* Begin RECORDS SHOWN *
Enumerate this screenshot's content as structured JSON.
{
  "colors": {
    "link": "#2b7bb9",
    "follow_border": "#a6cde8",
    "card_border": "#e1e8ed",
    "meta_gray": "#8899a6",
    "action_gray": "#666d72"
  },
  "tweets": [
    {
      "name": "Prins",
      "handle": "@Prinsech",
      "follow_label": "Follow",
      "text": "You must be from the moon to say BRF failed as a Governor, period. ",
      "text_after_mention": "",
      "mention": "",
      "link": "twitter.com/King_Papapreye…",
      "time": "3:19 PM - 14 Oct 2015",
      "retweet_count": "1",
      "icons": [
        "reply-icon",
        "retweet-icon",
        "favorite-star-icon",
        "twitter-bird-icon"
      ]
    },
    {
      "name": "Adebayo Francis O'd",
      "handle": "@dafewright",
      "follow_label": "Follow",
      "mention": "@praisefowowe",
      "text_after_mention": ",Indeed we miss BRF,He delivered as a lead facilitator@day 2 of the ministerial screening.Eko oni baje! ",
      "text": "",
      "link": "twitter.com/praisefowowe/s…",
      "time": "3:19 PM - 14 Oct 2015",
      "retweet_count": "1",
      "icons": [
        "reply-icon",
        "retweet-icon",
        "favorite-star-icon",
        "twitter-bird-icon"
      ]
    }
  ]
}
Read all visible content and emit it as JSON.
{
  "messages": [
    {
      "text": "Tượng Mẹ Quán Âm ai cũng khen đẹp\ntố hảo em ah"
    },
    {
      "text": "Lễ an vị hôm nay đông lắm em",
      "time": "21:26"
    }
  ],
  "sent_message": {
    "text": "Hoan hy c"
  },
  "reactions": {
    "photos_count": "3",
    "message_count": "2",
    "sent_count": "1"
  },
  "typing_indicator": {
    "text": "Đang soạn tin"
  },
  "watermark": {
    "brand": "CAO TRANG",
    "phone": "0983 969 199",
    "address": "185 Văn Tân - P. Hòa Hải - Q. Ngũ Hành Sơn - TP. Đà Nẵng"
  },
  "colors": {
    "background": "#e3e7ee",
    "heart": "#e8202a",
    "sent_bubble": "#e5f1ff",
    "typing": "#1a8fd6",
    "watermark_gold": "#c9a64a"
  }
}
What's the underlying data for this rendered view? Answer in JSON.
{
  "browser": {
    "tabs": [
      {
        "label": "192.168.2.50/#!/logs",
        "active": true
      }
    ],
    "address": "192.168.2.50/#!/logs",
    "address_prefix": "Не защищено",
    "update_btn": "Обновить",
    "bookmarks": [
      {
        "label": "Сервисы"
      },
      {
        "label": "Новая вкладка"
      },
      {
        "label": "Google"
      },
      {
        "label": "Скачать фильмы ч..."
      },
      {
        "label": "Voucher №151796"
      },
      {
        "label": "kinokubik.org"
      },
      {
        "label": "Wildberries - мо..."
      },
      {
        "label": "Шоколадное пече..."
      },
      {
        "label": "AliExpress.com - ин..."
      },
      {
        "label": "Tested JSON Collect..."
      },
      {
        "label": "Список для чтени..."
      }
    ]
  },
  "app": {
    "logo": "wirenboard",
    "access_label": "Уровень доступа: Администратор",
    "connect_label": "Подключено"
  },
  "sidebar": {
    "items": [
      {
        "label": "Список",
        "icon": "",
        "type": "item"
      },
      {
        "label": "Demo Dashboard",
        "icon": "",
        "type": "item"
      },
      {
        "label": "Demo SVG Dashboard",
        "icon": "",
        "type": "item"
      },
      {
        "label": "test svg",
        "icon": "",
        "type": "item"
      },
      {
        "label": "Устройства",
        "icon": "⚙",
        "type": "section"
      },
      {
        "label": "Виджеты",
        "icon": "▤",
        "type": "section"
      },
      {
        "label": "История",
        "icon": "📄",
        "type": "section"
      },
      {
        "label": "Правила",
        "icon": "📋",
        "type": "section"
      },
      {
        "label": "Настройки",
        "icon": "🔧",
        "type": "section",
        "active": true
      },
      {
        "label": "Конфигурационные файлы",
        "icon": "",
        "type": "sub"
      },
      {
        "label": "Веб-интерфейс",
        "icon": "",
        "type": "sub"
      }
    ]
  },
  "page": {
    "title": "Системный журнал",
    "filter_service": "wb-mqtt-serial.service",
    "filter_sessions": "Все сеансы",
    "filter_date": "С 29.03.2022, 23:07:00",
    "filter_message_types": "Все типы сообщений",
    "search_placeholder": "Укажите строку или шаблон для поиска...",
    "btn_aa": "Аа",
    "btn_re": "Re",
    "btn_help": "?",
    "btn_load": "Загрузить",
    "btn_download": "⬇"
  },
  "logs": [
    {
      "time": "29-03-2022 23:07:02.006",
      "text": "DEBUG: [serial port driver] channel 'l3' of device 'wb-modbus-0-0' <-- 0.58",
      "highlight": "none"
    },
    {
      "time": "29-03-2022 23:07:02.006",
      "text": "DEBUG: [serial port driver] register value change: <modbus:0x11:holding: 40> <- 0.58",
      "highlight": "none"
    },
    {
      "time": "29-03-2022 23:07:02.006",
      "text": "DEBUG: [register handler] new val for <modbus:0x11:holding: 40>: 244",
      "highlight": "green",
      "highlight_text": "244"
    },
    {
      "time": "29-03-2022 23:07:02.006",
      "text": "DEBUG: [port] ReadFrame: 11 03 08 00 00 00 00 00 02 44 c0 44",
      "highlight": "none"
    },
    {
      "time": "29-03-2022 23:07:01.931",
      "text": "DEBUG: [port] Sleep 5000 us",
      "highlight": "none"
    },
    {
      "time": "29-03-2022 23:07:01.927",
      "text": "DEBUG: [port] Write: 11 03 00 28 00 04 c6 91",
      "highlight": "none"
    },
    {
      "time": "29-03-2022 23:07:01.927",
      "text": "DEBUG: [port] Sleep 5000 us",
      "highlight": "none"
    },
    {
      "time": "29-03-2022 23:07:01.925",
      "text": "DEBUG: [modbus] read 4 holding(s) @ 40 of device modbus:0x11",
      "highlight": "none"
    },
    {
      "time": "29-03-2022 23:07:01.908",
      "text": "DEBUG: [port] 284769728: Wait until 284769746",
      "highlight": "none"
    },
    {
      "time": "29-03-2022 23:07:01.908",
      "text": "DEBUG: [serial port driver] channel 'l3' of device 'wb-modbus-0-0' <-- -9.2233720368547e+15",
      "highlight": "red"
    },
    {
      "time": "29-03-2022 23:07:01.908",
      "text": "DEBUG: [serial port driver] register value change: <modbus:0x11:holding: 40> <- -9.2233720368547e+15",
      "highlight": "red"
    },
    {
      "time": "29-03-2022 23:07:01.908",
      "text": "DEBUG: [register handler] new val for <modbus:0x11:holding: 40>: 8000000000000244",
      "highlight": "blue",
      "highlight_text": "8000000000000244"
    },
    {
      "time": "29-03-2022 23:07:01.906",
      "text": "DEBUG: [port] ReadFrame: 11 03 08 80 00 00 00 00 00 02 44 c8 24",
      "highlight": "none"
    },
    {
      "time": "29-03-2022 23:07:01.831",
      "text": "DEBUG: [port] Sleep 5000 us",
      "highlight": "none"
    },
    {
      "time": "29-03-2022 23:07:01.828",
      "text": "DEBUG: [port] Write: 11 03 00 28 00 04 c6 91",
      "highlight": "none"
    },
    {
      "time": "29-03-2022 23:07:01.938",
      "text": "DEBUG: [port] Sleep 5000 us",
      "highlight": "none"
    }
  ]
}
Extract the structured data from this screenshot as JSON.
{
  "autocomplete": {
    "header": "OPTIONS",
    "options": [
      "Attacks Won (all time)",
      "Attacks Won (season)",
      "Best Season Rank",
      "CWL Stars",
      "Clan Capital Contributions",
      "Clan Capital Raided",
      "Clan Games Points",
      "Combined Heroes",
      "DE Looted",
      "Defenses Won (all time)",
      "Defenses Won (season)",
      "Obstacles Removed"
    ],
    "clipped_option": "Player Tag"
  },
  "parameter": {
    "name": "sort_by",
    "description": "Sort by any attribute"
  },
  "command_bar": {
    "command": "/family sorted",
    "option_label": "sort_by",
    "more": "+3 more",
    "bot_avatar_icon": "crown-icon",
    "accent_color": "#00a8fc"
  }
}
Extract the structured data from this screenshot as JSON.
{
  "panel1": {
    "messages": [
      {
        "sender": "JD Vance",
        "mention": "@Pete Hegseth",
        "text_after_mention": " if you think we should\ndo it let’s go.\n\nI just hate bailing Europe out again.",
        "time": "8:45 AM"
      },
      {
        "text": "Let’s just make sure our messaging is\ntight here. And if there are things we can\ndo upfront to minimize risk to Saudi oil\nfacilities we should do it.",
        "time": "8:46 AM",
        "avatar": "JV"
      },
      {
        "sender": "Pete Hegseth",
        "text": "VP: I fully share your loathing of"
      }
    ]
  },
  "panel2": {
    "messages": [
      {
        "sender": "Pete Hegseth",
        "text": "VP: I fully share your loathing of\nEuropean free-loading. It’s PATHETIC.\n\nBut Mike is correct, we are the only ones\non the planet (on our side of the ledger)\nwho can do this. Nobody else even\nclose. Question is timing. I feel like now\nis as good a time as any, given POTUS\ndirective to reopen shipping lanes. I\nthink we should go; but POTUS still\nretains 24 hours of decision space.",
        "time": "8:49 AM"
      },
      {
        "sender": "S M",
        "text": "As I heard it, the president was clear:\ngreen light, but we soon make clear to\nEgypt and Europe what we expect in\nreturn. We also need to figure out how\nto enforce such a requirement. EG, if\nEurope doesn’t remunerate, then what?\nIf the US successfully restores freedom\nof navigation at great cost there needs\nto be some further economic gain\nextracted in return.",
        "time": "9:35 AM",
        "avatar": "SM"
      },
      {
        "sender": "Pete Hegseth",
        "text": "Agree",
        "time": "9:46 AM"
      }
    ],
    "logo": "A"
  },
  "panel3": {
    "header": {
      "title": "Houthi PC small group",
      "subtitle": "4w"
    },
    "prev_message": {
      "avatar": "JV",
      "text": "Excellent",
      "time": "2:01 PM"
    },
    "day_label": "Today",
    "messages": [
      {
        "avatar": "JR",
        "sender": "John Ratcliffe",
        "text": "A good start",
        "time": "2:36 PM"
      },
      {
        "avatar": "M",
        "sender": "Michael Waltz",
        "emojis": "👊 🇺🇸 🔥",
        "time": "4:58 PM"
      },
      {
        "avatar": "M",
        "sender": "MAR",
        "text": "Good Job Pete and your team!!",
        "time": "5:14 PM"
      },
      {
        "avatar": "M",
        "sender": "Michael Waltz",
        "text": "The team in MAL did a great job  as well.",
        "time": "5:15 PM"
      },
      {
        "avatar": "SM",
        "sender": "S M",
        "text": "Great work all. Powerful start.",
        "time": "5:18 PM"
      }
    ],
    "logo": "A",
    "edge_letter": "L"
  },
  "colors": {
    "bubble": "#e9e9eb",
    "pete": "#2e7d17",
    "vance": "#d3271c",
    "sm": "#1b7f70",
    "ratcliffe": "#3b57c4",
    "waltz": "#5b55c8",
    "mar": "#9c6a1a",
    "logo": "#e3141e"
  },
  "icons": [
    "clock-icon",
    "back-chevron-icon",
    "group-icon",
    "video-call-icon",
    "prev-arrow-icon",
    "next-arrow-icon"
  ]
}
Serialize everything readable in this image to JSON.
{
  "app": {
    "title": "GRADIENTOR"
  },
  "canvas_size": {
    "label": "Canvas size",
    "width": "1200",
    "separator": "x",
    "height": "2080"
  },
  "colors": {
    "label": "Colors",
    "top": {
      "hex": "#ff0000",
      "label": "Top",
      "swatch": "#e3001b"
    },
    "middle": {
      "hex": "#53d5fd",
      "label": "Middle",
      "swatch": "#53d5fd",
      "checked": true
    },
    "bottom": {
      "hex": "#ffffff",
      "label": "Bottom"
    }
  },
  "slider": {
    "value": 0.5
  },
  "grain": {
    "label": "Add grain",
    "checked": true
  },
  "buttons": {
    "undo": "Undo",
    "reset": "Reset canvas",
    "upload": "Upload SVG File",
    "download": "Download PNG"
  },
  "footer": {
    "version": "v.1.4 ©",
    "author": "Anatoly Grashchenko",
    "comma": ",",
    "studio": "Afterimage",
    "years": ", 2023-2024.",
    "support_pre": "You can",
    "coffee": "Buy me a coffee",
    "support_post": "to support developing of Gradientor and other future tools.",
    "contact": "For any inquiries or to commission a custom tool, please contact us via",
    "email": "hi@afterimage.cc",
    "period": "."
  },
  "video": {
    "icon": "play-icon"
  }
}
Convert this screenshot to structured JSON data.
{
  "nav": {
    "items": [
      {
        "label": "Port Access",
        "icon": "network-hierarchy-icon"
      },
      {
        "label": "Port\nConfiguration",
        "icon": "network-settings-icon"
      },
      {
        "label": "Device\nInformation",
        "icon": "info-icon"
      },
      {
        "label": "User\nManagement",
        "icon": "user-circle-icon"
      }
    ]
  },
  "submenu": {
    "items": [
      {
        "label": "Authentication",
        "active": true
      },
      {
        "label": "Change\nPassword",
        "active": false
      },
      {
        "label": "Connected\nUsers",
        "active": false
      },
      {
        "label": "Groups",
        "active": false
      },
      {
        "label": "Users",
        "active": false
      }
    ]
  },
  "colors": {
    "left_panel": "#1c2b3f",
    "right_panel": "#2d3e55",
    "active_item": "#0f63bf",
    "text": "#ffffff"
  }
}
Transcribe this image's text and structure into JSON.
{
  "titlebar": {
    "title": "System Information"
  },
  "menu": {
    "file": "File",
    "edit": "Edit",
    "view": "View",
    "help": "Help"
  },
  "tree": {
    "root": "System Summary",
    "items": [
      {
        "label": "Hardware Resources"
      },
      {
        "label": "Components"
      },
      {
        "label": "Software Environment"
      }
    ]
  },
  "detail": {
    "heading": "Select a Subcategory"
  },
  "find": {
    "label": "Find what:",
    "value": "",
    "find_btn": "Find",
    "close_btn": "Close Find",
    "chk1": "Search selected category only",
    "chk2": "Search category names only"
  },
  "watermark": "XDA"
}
* End RECORDS SHOWN *
# STATED PROBLEM
Give the lines exactly as they stand, from the line with "Convert this screenshot" through the end of the material.

# ANSWER
Convert this screenshot to structured JSON data.
{
  "nav": {
    "items": [
      {
        "label": "Port Access",
        "icon": "network-hierarchy-icon"
      },
      {
        "label": "Port\nConfiguration",
        "icon": "network-settings-icon"
      },
      {
        "label": "Device\nInformation",
        "icon": "info-icon"
      },
      {
        "label": "User\nManagement",
        "icon": "user-circle-icon"
      }
    ]
  },
  "submenu": {
    "items": [
      {
        "label": "Authentication",
        "active": true
      },
      {
        "label": "Change\nPassword",
        "active": false
      },
      {
        "label": "Connected\nUsers",
        "active": false
      },
      {
        "label": "Groups",
        "active": false
      },
      {
        "label": "Users",
        "active": false
      }
    ]
  },
  "colors": {
    "left_panel": "#1c2b3f",
    "right_panel": "#2d3e55",
    "active_item": "#0f63bf",
    "text": "#ffffff"
  }
}
Transcribe this image's text and structure into JSON.
{
  "titlebar": {
    "title": "System Information"
  },
  "menu": {
    "file": "File",
    "edit": "Edit",
    "view": "View",
    "help": "Help"
  },
  "tree": {
    "root": "System Summary",
    "items": [
      {
        "label": "Hardware Resources"
      },
      {
        "label": "Components"
      },
      {
        "label": "Software Environment"
      }
    ]
  },
  "detail": {
    "heading": "Select a Subcategory"
  },
  "find": {
    "label": "Find what:",
    "value": "",
    "find_btn": "Find",
    "close_btn": "Close Find",
    "chk1": "Search selected category only",
    "chk2": "Search category names only"
  },
  "watermark": "XDA"
}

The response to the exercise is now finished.